▶ [The request] Copy the data below, replacing "callout" with "annotation" everywhere and keeping everything else the same. Leave the pictures out.

=-=-=

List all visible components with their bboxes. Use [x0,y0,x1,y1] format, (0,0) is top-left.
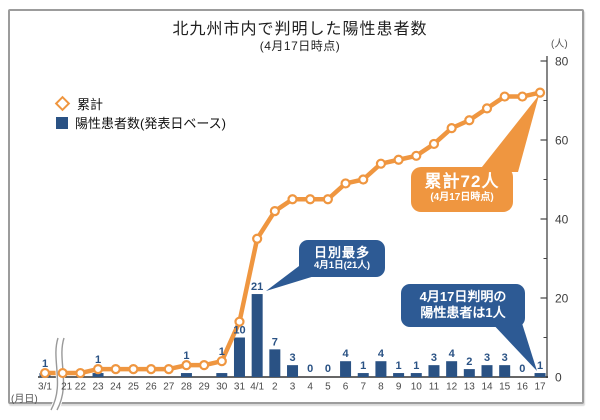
svg-text:1: 1 [413,360,419,372]
svg-text:8: 8 [378,382,384,393]
svg-text:7: 7 [360,382,366,393]
svg-text:21: 21 [61,382,73,393]
svg-text:15: 15 [499,382,511,393]
svg-text:17: 17 [534,382,546,393]
svg-text:4: 4 [378,348,385,360]
x-axis-unit-label: (月日) [11,394,38,405]
legend-label-cumulative: 累計 [77,97,104,112]
legend-label-daily: 陽性患者数(発表日ベース) [75,116,227,131]
callout-daily-max-detail: 4月1日(21人) [314,260,370,271]
x-tick-labels: 3/1 21 22 23 24 25 26 27 28 29 30 31 4/1 2 3 4 5 6 7 8 9 10 11… [38,382,546,393]
y-axis: 0 20 40 60 80 [540,55,569,385]
svg-text:3/1: 3/1 [38,382,52,393]
svg-text:10: 10 [233,325,245,337]
svg-text:2: 2 [272,382,278,393]
svg-text:3: 3 [502,352,508,364]
svg-text:9: 9 [396,382,402,393]
svg-text:5: 5 [325,382,331,393]
svg-text:1: 1 [537,360,543,372]
svg-text:21: 21 [251,281,263,293]
svg-text:24: 24 [110,382,122,393]
callout-cumulative-total: 累計72人 (4月17日時点) [411,167,513,212]
daily-bar-marker-icon [56,116,68,129]
svg-text:23: 23 [92,382,104,393]
chart-subtitle: (4月17日時点) [259,39,341,53]
callout-latest-line1: 4月17日判明の [419,289,507,304]
svg-text:11: 11 [429,382,440,393]
svg-text:4: 4 [307,382,313,393]
callout-tails [266,95,539,371]
svg-text:6: 6 [343,382,349,393]
svg-text:4: 4 [449,348,456,360]
callout-daily-max-title: 日別最多 [313,245,370,260]
svg-text:0: 0 [307,363,313,375]
svg-text:28: 28 [181,382,193,393]
svg-text:1: 1 [183,350,189,362]
svg-text:3: 3 [290,382,296,393]
svg-text:27: 27 [163,382,175,393]
svg-text:4/1: 4/1 [250,382,264,393]
svg-text:22: 22 [75,382,87,393]
svg-text:7: 7 [272,336,278,348]
svg-text:12: 12 [446,382,458,393]
svg-text:80: 80 [555,55,569,69]
callout-latest: 4月17日判明の 陽性患者は1人 [401,284,525,327]
svg-text:30: 30 [216,382,228,393]
svg-text:13: 13 [464,382,476,393]
legend-item-daily: 陽性患者数(発表日ベース) [56,113,226,132]
callout-total-value: 累計72人 [424,172,500,191]
svg-text:3: 3 [289,352,295,364]
callout-total-date: (4月17日時点) [430,192,494,203]
svg-text:1: 1 [360,360,366,372]
svg-text:2: 2 [466,356,472,368]
svg-text:1: 1 [42,358,48,370]
y-axis-unit-label: (人) [551,39,568,50]
svg-text:10: 10 [411,382,423,393]
svg-text:60: 60 [555,134,569,148]
svg-text:1: 1 [219,346,225,358]
callout-latest-line2: 陽性患者は1人 [420,305,506,320]
callout-daily-max: 日別最多 4月1日(21人) [299,240,385,277]
svg-text:0: 0 [555,371,562,385]
svg-text:0: 0 [325,363,331,375]
svg-text:1: 1 [95,354,101,366]
legend-item-cumulative: 累計 [54,94,226,113]
line-markers [39,87,546,379]
svg-text:0: 0 [519,363,525,375]
svg-text:14: 14 [481,382,493,393]
legend: 累計 陽性患者数(発表日ベース) [54,94,226,132]
svg-text:3: 3 [484,352,490,364]
svg-text:31: 31 [234,382,246,393]
svg-text:3: 3 [431,352,437,364]
svg-text:26: 26 [146,382,158,393]
svg-text:40: 40 [555,213,569,227]
svg-text:1: 1 [396,360,402,372]
chart-title: 北九州市内で判明した陽性患者数 [172,21,428,38]
svg-text:25: 25 [128,382,140,393]
svg-text:4: 4 [342,348,349,360]
svg-text:16: 16 [517,382,529,393]
svg-text:20: 20 [555,292,569,306]
cumulative-line-marker-icon [54,95,71,112]
cumulative-line [45,90,541,376]
svg-text:29: 29 [199,382,211,393]
bars [39,294,546,377]
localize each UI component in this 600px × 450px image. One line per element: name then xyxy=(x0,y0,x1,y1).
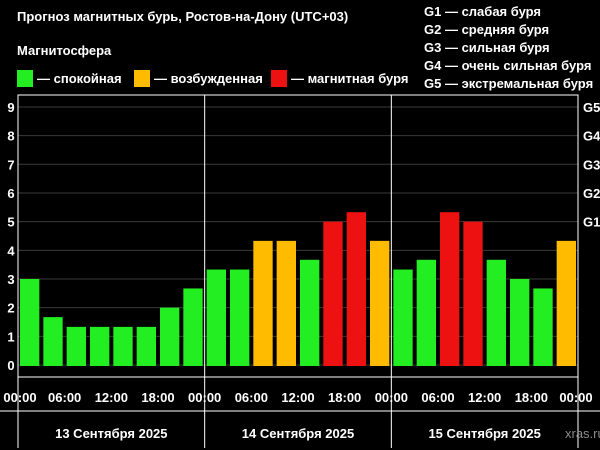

=-=-=

▶ [Solution to this task]
List all visible components with their bboxes. Use [x0,y0,x1,y1] format, (0,0) is top-left.
svg-text:1: 1 [413,360,419,372]
svg-text:8: 8 [378,382,384,393]
svg-text:7: 7 [360,382,366,393]
svg-text:21: 21 [61,382,73,393]
svg-text:15: 15 [499,382,511,393]
svg-text:17: 17 [534,382,546,393]
svg-text:4: 4 [378,348,385,360]
x-axis-unit-label: (月日) [11,394,38,405]
legend-label-cumulative: 累計 [77,97,104,112]
legend-label-daily: 陽性患者数(発表日ベース) [75,116,227,131]
annotation-daily-max-detail: 4月1日(21人) [314,260,370,271]
x-tick-labels: 3/1 21 22 23 24 25 26 27 28 29 30 31 4/1 2 3 4 5 6 7 8 9 10 11… [38,382,546,393]
y-axis: 0 20 40 60 80 [540,55,569,385]
svg-text:3/1: 3/1 [38,382,52,393]
svg-text:10: 10 [233,325,245,337]
svg-text:2: 2 [272,382,278,393]
svg-text:3: 3 [502,352,508,364]
svg-text:9: 9 [396,382,402,393]
svg-text:5: 5 [325,382,331,393]
svg-text:1: 1 [537,360,543,372]
svg-text:21: 21 [251,281,263,293]
svg-text:24: 24 [110,382,122,393]
annotation-cumulative-total: 累計72人 (4月17日時点) [411,167,513,212]
daily-bar-marker-icon [56,116,68,129]
svg-text:23: 23 [92,382,104,393]
chart-subtitle: (4月17日時点) [259,39,341,53]
annotation-latest-line1: 4月17日判明の [419,289,507,304]
svg-text:11: 11 [429,382,440,393]
svg-text:4: 4 [307,382,313,393]
annotation-tails [266,95,539,371]
svg-text:6: 6 [343,382,349,393]
svg-text:4: 4 [449,348,456,360]
annotation-daily-max-title: 日別最多 [313,245,370,260]
svg-text:0: 0 [307,363,313,375]
svg-text:28: 28 [181,382,193,393]
svg-text:1: 1 [183,350,189,362]
svg-text:3: 3 [290,382,296,393]
svg-text:27: 27 [163,382,175,393]
svg-text:4/1: 4/1 [250,382,264,393]
svg-text:22: 22 [75,382,87,393]
svg-text:7: 7 [272,336,278,348]
svg-text:12: 12 [446,382,458,393]
svg-text:80: 80 [555,55,569,69]
annotation-latest: 4月17日判明の 陽性患者は1人 [401,284,525,327]
svg-text:30: 30 [216,382,228,393]
svg-text:13: 13 [464,382,476,393]
legend-item-daily: 陽性患者数(発表日ベース) [56,113,226,132]
annotation-total-value: 累計72人 [424,172,500,191]
svg-text:3: 3 [289,352,295,364]
annotation-total-date: (4月17日時点) [430,192,494,203]
svg-text:1: 1 [360,360,366,372]
svg-text:2: 2 [466,356,472,368]
svg-text:1: 1 [42,358,48,370]
y-axis-unit-label: (人) [551,39,568,50]
svg-text:10: 10 [411,382,423,393]
svg-text:60: 60 [555,134,569,148]
svg-text:1: 1 [219,346,225,358]
annotation-latest-line2: 陽性患者は1人 [420,305,506,320]
annotation-daily-max: 日別最多 4月1日(21人) [299,240,385,277]
svg-text:0: 0 [555,371,562,385]
svg-text:0: 0 [325,363,331,375]
svg-text:1: 1 [95,354,101,366]
legend-item-cumulative: 累計 [54,94,226,113]
line-markers [39,87,546,379]
svg-text:0: 0 [519,363,525,375]
svg-text:14: 14 [481,382,493,393]
legend: 累計 陽性患者数(発表日ベース) [54,94,226,132]
svg-text:3: 3 [484,352,490,364]
svg-text:31: 31 [234,382,246,393]
svg-text:3: 3 [431,352,437,364]
svg-text:26: 26 [146,382,158,393]
svg-text:40: 40 [555,213,569,227]
svg-text:1: 1 [396,360,402,372]
chart-title: 北九州市内で判明した陽性患者数 [172,21,428,38]
svg-text:25: 25 [128,382,140,393]
svg-text:4: 4 [342,348,349,360]
svg-text:16: 16 [517,382,529,393]
svg-text:20: 20 [555,292,569,306]
cumulative-line-marker-icon [54,95,71,112]
cumulative-line [45,90,541,376]
svg-text:29: 29 [199,382,211,393]
bars [39,294,546,377]
localize each UI component in this 600px × 450px image. One line per element: name then xyxy=(x0,y0,x1,y1).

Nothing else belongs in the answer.